» DIRECTION
Where a line below holds the string "پشتیبانی", copy that line.

************

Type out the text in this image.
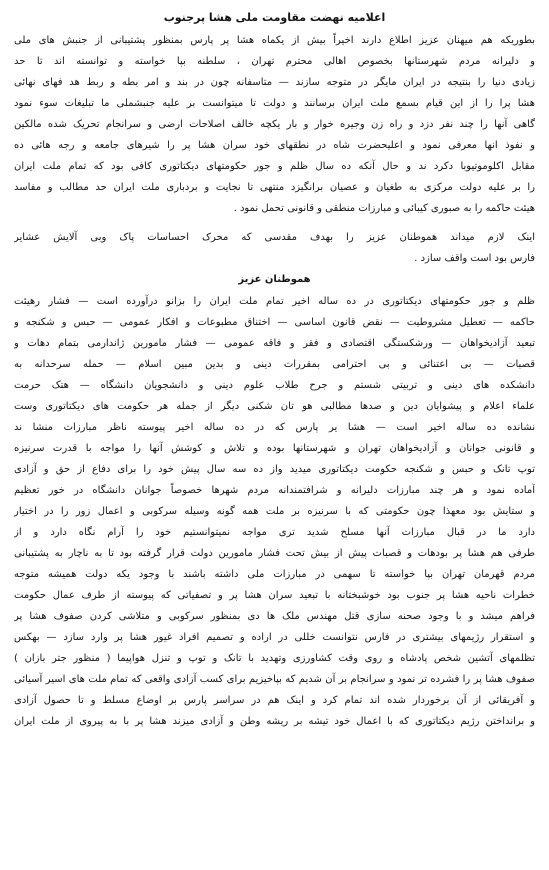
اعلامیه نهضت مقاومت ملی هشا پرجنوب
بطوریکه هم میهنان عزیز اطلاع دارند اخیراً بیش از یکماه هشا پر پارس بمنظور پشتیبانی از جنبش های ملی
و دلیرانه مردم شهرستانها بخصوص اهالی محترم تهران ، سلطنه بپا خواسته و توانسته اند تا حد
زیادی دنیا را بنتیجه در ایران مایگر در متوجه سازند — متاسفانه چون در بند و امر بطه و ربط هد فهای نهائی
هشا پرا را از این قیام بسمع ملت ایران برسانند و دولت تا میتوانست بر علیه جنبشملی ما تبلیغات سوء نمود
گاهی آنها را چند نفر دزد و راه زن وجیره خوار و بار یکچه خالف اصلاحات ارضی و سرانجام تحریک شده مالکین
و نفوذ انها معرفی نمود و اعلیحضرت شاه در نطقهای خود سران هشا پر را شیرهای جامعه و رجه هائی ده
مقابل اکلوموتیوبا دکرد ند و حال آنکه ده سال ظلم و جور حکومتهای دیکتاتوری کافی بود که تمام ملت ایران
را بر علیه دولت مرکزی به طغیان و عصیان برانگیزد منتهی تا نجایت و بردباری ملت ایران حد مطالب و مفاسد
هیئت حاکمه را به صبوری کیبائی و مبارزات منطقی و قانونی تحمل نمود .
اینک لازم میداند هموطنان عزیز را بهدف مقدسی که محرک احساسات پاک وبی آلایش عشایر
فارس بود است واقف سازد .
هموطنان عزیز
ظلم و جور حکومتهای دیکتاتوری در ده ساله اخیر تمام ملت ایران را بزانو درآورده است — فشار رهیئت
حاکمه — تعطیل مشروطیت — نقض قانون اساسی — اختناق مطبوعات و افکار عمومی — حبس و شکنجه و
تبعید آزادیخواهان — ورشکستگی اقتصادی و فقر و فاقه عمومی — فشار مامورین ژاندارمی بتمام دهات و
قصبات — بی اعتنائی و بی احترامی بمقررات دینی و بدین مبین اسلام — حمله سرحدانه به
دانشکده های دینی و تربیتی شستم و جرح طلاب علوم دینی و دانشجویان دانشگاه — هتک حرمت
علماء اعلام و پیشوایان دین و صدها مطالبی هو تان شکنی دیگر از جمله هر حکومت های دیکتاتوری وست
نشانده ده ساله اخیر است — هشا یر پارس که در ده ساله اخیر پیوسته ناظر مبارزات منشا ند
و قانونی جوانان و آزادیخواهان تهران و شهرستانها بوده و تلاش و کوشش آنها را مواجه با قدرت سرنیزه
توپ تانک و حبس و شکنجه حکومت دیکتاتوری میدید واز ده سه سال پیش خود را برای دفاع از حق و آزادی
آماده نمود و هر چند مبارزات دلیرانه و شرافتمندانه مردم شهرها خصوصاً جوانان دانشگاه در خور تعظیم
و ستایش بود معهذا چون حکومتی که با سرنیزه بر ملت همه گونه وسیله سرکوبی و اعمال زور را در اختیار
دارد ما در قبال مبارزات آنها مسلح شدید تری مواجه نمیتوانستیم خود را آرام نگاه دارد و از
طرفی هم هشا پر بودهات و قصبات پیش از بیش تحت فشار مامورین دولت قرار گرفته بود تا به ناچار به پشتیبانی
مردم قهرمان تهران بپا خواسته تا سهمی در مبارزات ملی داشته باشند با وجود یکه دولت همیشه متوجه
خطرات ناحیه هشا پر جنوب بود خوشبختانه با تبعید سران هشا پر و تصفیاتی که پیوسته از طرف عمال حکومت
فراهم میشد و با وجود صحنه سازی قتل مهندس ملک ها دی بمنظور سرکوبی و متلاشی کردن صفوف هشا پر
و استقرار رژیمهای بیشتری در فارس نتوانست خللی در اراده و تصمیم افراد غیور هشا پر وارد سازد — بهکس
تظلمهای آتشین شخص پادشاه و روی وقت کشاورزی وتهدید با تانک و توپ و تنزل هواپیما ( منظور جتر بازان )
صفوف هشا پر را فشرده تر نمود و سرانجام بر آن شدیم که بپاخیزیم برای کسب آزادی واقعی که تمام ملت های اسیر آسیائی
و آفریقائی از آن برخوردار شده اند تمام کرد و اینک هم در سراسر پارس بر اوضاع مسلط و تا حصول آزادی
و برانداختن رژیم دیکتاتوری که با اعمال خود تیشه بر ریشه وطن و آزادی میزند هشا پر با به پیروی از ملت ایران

************

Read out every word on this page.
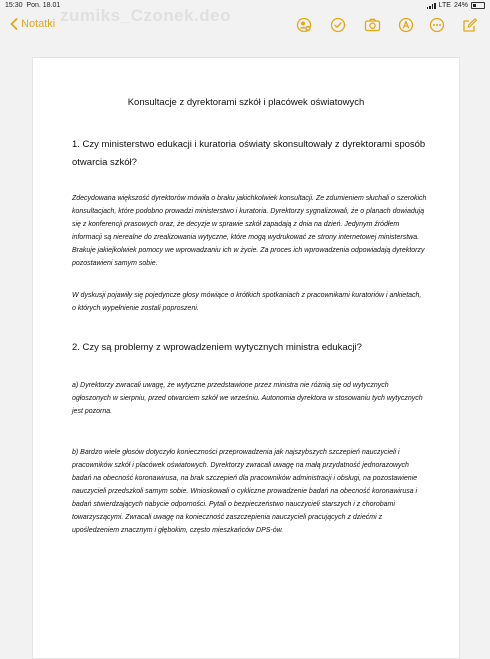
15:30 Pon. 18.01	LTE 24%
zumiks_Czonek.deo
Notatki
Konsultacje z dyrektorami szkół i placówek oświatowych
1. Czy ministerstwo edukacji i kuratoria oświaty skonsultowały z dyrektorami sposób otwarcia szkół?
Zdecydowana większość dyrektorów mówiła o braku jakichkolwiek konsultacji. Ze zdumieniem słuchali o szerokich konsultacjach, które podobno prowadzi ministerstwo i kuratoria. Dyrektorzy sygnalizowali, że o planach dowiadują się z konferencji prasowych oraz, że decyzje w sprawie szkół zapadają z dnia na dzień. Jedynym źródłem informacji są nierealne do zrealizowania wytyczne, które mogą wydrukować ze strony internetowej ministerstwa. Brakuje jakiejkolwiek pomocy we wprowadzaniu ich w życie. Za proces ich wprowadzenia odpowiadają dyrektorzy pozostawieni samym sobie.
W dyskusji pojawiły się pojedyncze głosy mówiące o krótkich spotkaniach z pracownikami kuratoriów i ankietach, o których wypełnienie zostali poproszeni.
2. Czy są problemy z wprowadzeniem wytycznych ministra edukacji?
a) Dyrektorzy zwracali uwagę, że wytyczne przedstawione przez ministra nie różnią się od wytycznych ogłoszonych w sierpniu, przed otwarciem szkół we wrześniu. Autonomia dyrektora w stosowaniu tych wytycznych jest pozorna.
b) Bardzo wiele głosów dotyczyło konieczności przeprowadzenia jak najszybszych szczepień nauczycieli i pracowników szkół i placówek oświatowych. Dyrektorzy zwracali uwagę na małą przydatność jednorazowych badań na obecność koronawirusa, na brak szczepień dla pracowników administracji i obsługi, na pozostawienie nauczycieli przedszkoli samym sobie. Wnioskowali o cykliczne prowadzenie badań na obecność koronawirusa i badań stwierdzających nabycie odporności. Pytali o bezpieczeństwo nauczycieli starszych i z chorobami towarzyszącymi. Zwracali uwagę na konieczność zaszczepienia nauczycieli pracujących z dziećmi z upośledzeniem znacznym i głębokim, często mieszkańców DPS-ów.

************

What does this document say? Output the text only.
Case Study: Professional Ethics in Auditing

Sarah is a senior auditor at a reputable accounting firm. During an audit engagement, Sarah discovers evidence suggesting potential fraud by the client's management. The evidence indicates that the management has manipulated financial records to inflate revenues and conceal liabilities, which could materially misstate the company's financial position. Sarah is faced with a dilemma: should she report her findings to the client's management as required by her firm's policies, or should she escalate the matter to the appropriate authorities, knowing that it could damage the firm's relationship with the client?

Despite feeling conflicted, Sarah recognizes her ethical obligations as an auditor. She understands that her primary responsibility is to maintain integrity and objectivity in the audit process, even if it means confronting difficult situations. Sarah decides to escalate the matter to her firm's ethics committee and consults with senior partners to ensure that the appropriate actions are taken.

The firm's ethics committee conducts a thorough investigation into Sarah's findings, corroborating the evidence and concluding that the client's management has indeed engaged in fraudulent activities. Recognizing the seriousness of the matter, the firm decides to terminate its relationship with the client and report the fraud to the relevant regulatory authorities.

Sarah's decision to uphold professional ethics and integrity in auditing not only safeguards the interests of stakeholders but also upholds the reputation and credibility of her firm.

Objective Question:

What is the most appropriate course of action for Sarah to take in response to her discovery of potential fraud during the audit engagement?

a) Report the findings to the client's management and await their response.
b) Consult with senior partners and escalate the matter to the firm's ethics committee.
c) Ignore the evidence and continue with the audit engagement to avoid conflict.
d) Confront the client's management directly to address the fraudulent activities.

************

» SOLUTION
بطوریکه هم میهنان عزیز اطلاع دارند اخیراً بیش از یکماه هشا پر پارس بمنظور پشتیبانی از جنبش های ملی
طرفی هم هشا پر بودهات و قصبات پیش از بیش تحت فشار مامورین دولت قرار گرفته بود تا به ناچار به پشتیبانی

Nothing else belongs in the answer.